→ **Extract to read**:
◆ ◆ ◆ ◆
Author’s Preface
The traditional Mass was celebrated in the crypt of the Carmelite Church, rue de Vaugirard, on the loth April, 191o, the second Sunday after Easter, the occasion being the Feast-day and the date of the annual general meeting of the Society of St. Vincent de Paul in Paris. The Council General of the Society and a large number of members were present.
The historic crypt contains the body of Frederic Ozanam, which has lain there under a simple monument since 1853. The Abbé Guibert, a priest of St. Sulpice, Superior of the ancient ecclesiastical House of Carmelites, which is now the Seminary of the Catholic Institute, preached a sermon appropriate to the occasion and to the place. He first did honour to the name of the first patron of the Society, St. Vincent de Paul. He then proceeded to refer to the second, whom the place itself brought to the minds of all. Frederic Ozanam became then, and continued to be, the subject of his address.
The priest spoke of him not only “as a model to be imitated, and a patron to be honored, but already a protector to be invoked, if not in public, at least in the secret of one’s heart.” He honoured him as “the principal founder of the Society, a fact which has been accredited to him already by tradition, the universal voice which is not-deceived.” He expressed the general desire of Conferences for the day on which, with the sanction of the Church, it would be given to them to worship him solemnly in public. Examining the conditions required by the Church for such elevation, the venerable preacher gave it as his opinion that they were admirably fulfilled by the life and the doctrine and the good works of that just man; by a life of piety and innocence, by a doctrine of propaganda of faith; by good works of corporal and spiritual amelioration, which have together made him an incomparable apostle of truth and charity in the world.
The love of God was his principle, the salvation of souls his aim. The same address did not hesitate to describe the Society of St. Vincent de Paul as “an Association of piety no less than a Congregation of Charity.”
“Now”, the preacher asks himself, “when, within the Church, a Christian Society has sent its roots deep down into souls, and spread afar its branches laden with fruit; when it draws its sap from a pure and intense religious life, is one not right in concluding that that Society is of God, that the heart from which it sprang was filled with God, and that the brow of the founder is worthy to bear the aureola? The vitality and the efficacy of his action are the guarantee and the consecration of his virtues.
“Were those Christian virtues practised by Ozanam in the heroic degree? The Church will decide that. But it is for us, gentlemen, to bring his cause before Her. We may be sure that it will be examined with the liveliest sympathy.”
The sermon closed with two requests. One that the life of our Founder should be more widely studied and more deeply meditated on. The second, that a greater part of all future biographies should be devoted to the interior, Christian, apostolic features of that life; in a word, to the “eminent virtues of that true saint”.
It is in answer to that wish, with which the Council General and the meeting associated themselves, that the present work was undertaken.
◆ ◆ ◆ ◆
→ **Goal**: In the preface, the sentence beginning "The priest spoke of him not only" describes Ozanam in several ways. List each one.

→ **Data section**:
◆ ◆ ◆ ◆
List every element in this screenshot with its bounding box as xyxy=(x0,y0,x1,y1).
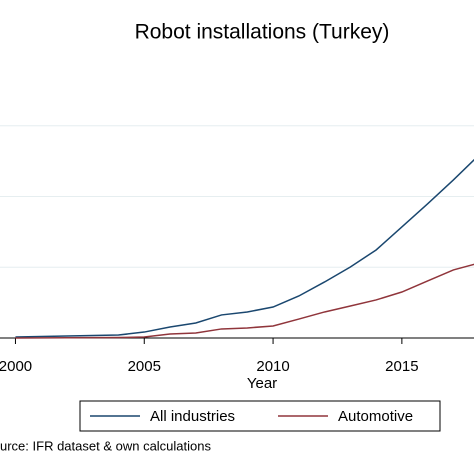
◆ ◆ ◆ ◆
→ **Result for this exercise**:
- a model to be imitated
- a patron to be honored
- a protector to be invoked